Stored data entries
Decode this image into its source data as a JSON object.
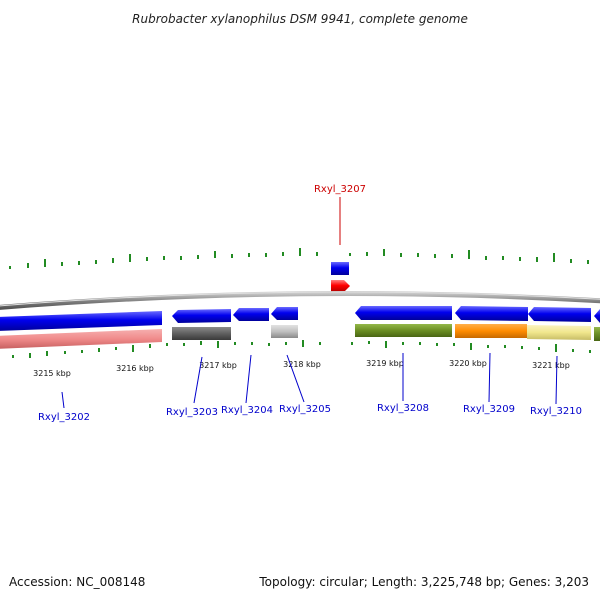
{
  "title": "Rubrobacter xylanophilus DSM 9941, complete genome",
  "footer": {
    "accession": "Accession: NC_008148",
    "summary": "Topology: circular; Length: 3,225,748 bp; Genes: 3,203"
  },
  "colors": {
    "backbone": "#808080",
    "cds": "#0000ee",
    "highlight": "#ff0000",
    "label_blue": "#0000cc",
    "label_red": "#cc0000",
    "gc_ticks": "#228b22"
  },
  "scale_labels": [
    "3215 kbp",
    "3216 kbp",
    "3217 kbp",
    "3218 kbp",
    "3219 kbp",
    "3220 kbp",
    "3221 kbp"
  ],
  "genes": [
    {
      "id": "Rxyl_3202",
      "label": "Rxyl_3202",
      "strand": "reverse",
      "highlighted": false,
      "annotation_color": "#f08a8a"
    },
    {
      "id": "Rxyl_3203",
      "label": "Rxyl_3203",
      "strand": "reverse",
      "highlighted": false,
      "annotation_color": "#606060"
    },
    {
      "id": "Rxyl_3204",
      "label": "Rxyl_3204",
      "strand": "reverse",
      "highlighted": false,
      "annotation_color": ""
    },
    {
      "id": "Rxyl_3205",
      "label": "Rxyl_3205",
      "strand": "reverse",
      "highlighted": false,
      "annotation_color": "#c0c0c0"
    },
    {
      "id": "Rxyl_3207",
      "label": "Rxyl_3207",
      "strand": "forward",
      "highlighted": true,
      "annotation_color": ""
    },
    {
      "id": "Rxyl_3208",
      "label": "Rxyl_3208",
      "strand": "reverse",
      "highlighted": false,
      "annotation_color": "#6b8e23"
    },
    {
      "id": "Rxyl_3209",
      "label": "Rxyl_3209",
      "strand": "reverse",
      "highlighted": false,
      "annotation_color": "#ff8c00"
    },
    {
      "id": "Rxyl_3210",
      "label": "Rxyl_3210",
      "strand": "reverse",
      "highlighted": false,
      "annotation_color": "#f0e68c"
    }
  ]
}
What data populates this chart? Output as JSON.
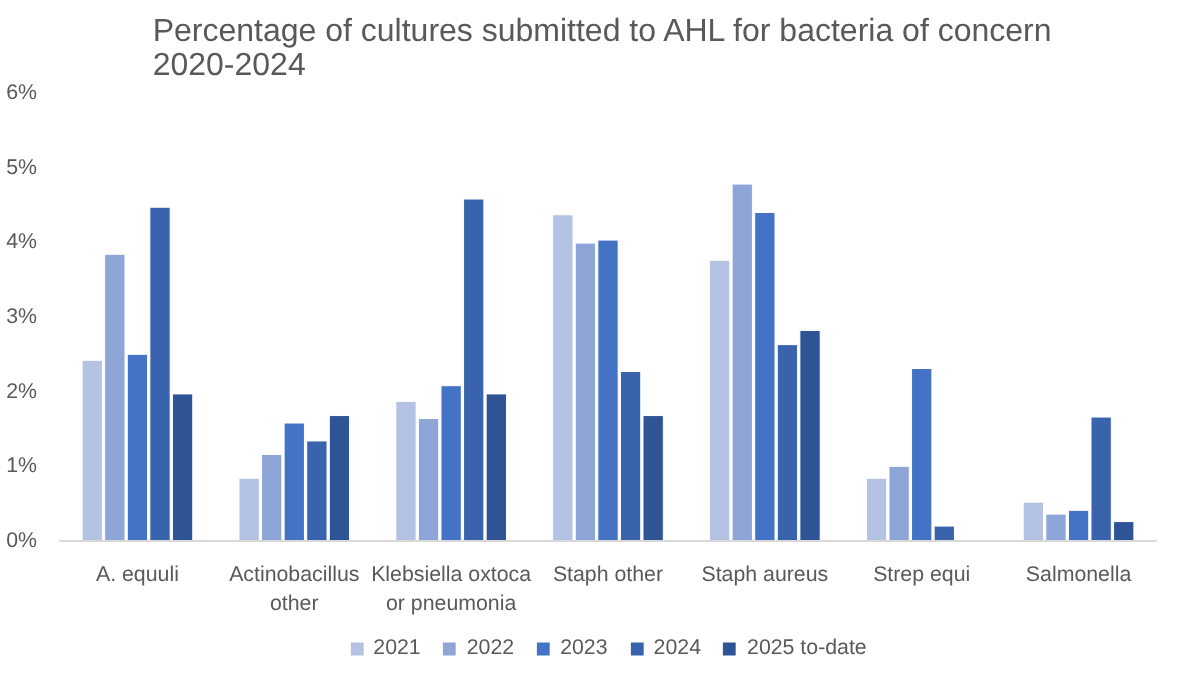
{
  "chart_data": {
    "type": "bar",
    "title": "Percentage of cultures  submitted to AHL for bacteria of concern\n2020-2024",
    "categories": [
      "A. equuli",
      "Actinobacillus other",
      "Klebsiella oxtoca or pneumonia",
      "Staph other",
      "Staph aureus",
      "Strep equi",
      "Salmonella"
    ],
    "series": [
      {
        "name": "2021",
        "color": "#b4c2e4",
        "values": [
          2.42,
          0.84,
          1.87,
          4.37,
          3.76,
          0.84,
          0.52
        ]
      },
      {
        "name": "2022",
        "color": "#8ea5d8",
        "values": [
          3.84,
          1.16,
          1.64,
          3.99,
          4.78,
          1.0,
          0.36
        ]
      },
      {
        "name": "2023",
        "color": "#4472c4",
        "values": [
          2.5,
          1.58,
          2.08,
          4.03,
          4.4,
          2.31,
          0.41
        ]
      },
      {
        "name": "2024",
        "color": "#3a63ad",
        "values": [
          4.47,
          1.34,
          4.58,
          2.27,
          2.63,
          0.2,
          1.66
        ]
      },
      {
        "name": "2025 to-date",
        "color": "#2f5496",
        "values": [
          1.97,
          1.68,
          1.97,
          1.68,
          2.82,
          null,
          0.26
        ]
      }
    ],
    "ylim": [
      0,
      6
    ],
    "yticks": [
      {
        "value": 0,
        "label": "0%"
      },
      {
        "value": 1,
        "label": "1%"
      },
      {
        "value": 2,
        "label": "2%"
      },
      {
        "value": 3,
        "label": "3%"
      },
      {
        "value": 4,
        "label": "4%"
      },
      {
        "value": 5,
        "label": "5%"
      },
      {
        "value": 6,
        "label": "6%"
      }
    ],
    "grid": false,
    "legend": "bottom"
  }
}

» Assignment: Each record above must be retyped exactly. Omit the pictures.

» The completed task:
Decode this image into its source data as a JSON object.
{
  "title": "Rubrobacter xylanophilus DSM 9941, complete genome",
  "footer": {
    "accession": "Accession: NC_008148",
    "summary": "Topology: circular; Length: 3,225,748 bp; Genes: 3,203"
  },
  "colors": {
    "backbone": "#808080",
    "cds": "#0000ee",
    "highlight": "#ff0000",
    "label_blue": "#0000cc",
    "label_red": "#cc0000",
    "gc_ticks": "#228b22"
  },
  "scale_labels": [
    "3215 kbp",
    "3216 kbp",
    "3217 kbp",
    "3218 kbp",
    "3219 kbp",
    "3220 kbp",
    "3221 kbp"
  ],
  "genes": [
    {
      "id": "Rxyl_3202",
      "label": "Rxyl_3202",
      "strand": "reverse",
      "highlighted": false,
      "annotation_color": "#f08a8a"
    },
    {
      "id": "Rxyl_3203",
      "label": "Rxyl_3203",
      "strand": "reverse",
      "highlighted": false,
      "annotation_color": "#606060"
    },
    {
      "id": "Rxyl_3204",
      "label": "Rxyl_3204",
      "strand": "reverse",
      "highlighted": false,
      "annotation_color": ""
    },
    {
      "id": "Rxyl_3205",
      "label": "Rxyl_3205",
      "strand": "reverse",
      "highlighted": false,
      "annotation_color": "#c0c0c0"
    },
    {
      "id": "Rxyl_3207",
      "label": "Rxyl_3207",
      "strand": "forward",
      "highlighted": true,
      "annotation_color": ""
    },
    {
      "id": "Rxyl_3208",
      "label": "Rxyl_3208",
      "strand": "reverse",
      "highlighted": false,
      "annotation_color": "#6b8e23"
    },
    {
      "id": "Rxyl_3209",
      "label": "Rxyl_3209",
      "strand": "reverse",
      "highlighted": false,
      "annotation_color": "#ff8c00"
    },
    {
      "id": "Rxyl_3210",
      "label": "Rxyl_3210",
      "strand": "reverse",
      "highlighted": false,
      "annotation_color": "#f0e68c"
    }
  ]
}
What data populates this chart? Output as JSON.
{
  "chart_data": {
    "type": "bar",
    "title": "Percentage of cultures  submitted to AHL for bacteria of concern\n2020-2024",
    "categories": [
      "A. equuli",
      "Actinobacillus other",
      "Klebsiella oxtoca or pneumonia",
      "Staph other",
      "Staph aureus",
      "Strep equi",
      "Salmonella"
    ],
    "series": [
      {
        "name": "2021",
        "color": "#b4c2e4",
        "values": [
          2.42,
          0.84,
          1.87,
          4.37,
          3.76,
          0.84,
          0.52
        ]
      },
      {
        "name": "2022",
        "color": "#8ea5d8",
        "values": [
          3.84,
          1.16,
          1.64,
          3.99,
          4.78,
          1.0,
          0.36
        ]
      },
      {
        "name": "2023",
        "color": "#4472c4",
        "values": [
          2.5,
          1.58,
          2.08,
          4.03,
          4.4,
          2.31,
          0.41
        ]
      },
      {
        "name": "2024",
        "color": "#3a63ad",
        "values": [
          4.47,
          1.34,
          4.58,
          2.27,
          2.63,
          0.2,
          1.66
        ]
      },
      {
        "name": "2025 to-date",
        "color": "#2f5496",
        "values": [
          1.97,
          1.68,
          1.97,
          1.68,
          2.82,
          null,
          0.26
        ]
      }
    ],
    "ylim": [
      0,
      6
    ],
    "yticks": [
      {
        "value": 0,
        "label": "0%"
      },
      {
        "value": 1,
        "label": "1%"
      },
      {
        "value": 2,
        "label": "2%"
      },
      {
        "value": 3,
        "label": "3%"
      },
      {
        "value": 4,
        "label": "4%"
      },
      {
        "value": 5,
        "label": "5%"
      },
      {
        "value": 6,
        "label": "6%"
      }
    ],
    "grid": false,
    "legend": "bottom"
  }
}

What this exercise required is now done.